WORK REQUIRED:
From the entries that follow, pick out all lines holding "name".

— Start SUPPLIED MATERIAL —

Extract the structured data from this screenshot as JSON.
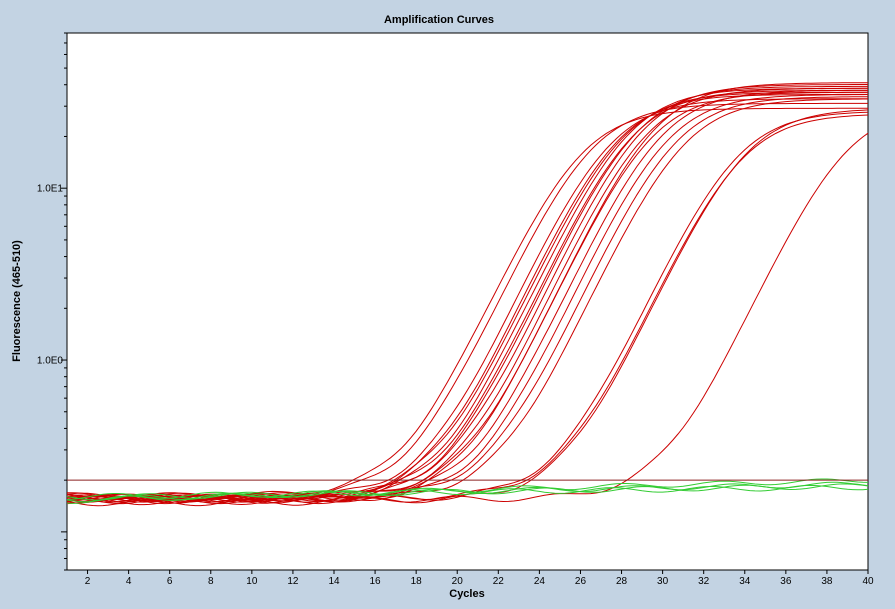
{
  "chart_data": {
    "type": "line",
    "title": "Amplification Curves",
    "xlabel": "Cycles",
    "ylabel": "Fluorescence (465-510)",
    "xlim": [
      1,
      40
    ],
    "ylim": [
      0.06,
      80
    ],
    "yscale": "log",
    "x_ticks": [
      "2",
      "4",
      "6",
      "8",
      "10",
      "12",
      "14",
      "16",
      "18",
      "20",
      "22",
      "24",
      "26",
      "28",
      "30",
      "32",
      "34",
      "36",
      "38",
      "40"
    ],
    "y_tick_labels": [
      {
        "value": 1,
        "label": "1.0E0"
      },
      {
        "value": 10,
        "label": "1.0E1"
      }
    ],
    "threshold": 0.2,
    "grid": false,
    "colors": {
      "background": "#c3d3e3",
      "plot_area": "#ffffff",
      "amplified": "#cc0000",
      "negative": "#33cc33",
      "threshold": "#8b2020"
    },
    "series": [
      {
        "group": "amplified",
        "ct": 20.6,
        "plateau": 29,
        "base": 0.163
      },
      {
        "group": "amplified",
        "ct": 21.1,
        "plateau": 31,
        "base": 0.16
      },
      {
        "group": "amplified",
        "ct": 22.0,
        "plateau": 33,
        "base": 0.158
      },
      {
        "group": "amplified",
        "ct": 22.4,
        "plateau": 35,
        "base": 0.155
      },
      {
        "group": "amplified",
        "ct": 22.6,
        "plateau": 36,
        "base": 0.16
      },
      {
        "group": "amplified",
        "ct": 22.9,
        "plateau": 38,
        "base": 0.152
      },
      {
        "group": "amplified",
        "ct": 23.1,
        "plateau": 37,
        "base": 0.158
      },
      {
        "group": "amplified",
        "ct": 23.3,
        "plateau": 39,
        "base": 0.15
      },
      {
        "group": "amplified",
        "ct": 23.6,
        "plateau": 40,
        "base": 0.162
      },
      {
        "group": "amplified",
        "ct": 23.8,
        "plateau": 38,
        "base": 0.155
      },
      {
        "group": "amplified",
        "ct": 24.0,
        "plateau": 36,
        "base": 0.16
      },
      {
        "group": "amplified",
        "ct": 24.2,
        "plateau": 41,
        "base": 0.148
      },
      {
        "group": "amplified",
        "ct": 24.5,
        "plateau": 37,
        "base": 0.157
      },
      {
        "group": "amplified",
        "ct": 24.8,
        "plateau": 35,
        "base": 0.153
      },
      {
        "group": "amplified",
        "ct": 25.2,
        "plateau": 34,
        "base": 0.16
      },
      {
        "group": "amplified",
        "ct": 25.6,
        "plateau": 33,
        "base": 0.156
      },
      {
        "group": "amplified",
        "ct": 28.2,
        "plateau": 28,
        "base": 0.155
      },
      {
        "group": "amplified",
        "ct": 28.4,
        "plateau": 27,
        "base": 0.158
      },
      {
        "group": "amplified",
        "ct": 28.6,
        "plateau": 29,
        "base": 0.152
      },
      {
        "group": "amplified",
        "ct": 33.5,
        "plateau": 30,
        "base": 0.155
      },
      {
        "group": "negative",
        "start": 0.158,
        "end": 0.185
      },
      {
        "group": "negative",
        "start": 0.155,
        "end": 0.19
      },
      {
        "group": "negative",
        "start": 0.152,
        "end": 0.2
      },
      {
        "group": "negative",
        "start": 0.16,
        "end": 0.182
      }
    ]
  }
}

— End SUPPLIED MATERIAL —
— Start SUPPLIED MATERIAL —

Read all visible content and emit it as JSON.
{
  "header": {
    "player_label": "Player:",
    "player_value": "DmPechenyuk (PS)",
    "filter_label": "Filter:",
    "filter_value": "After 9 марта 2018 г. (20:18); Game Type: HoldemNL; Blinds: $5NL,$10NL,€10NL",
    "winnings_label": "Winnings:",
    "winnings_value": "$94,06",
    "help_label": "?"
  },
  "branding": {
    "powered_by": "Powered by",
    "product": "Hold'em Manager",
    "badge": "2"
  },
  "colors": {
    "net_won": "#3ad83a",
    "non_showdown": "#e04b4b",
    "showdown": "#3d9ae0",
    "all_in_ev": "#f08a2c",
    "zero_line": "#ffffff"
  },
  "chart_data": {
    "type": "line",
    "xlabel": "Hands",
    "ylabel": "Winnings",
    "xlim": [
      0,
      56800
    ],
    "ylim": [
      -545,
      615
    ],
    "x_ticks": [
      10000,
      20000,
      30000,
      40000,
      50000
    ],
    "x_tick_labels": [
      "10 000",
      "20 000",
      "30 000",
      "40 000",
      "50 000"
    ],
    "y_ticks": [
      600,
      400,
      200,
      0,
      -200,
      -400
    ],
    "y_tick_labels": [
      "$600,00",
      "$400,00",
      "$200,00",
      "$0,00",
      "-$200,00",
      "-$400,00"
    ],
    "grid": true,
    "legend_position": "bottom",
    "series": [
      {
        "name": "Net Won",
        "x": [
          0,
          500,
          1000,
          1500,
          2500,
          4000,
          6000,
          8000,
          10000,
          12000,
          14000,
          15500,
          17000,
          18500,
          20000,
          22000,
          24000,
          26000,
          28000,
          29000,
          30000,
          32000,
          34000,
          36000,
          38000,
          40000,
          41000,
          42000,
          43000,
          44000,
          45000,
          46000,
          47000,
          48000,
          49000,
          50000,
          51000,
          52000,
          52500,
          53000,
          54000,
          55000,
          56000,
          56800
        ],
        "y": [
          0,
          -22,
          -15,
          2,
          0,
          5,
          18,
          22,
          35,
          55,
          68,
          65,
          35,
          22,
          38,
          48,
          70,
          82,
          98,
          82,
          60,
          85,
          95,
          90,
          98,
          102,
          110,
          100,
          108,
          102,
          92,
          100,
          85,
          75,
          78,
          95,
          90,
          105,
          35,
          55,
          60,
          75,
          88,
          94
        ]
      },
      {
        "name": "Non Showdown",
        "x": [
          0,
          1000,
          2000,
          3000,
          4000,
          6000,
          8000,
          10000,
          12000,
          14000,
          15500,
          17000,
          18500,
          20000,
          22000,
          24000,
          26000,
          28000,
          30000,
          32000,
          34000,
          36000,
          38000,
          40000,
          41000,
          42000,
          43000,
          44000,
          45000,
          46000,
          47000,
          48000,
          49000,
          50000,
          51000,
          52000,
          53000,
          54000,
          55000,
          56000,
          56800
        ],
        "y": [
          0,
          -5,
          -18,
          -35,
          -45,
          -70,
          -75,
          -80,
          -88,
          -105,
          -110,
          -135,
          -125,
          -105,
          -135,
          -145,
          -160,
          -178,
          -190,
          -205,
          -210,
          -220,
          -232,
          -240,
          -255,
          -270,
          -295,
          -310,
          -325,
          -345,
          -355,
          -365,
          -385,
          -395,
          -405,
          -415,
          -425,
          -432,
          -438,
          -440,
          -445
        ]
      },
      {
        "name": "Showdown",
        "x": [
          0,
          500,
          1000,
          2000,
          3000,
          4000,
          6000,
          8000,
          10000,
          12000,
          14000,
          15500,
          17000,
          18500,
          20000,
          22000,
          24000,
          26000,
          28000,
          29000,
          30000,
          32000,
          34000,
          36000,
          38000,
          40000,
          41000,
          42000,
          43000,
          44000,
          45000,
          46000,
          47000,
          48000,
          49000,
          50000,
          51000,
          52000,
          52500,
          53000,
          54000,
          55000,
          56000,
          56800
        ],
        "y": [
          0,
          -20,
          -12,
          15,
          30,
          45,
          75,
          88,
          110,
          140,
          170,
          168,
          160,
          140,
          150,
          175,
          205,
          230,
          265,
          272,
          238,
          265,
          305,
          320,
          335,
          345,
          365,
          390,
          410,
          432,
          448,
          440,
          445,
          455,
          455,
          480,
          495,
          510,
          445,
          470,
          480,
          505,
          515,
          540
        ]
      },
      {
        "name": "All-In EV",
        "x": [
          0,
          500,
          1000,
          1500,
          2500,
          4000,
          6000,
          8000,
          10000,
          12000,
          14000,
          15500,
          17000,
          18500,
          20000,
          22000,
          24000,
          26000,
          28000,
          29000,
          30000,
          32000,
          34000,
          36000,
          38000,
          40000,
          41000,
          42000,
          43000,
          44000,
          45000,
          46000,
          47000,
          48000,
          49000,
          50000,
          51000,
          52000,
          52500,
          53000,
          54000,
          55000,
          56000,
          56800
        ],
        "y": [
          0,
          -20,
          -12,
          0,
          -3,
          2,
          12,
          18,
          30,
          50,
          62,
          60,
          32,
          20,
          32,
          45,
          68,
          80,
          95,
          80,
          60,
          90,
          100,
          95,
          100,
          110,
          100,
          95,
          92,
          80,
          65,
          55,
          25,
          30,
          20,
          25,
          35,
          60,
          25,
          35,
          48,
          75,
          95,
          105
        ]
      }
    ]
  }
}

— End SUPPLIED MATERIAL —

COMPLETED EXERCISE:
        "name": "Net Won",
        "name": "Non Showdown",
        "name": "Showdown",
        "name": "All-In EV",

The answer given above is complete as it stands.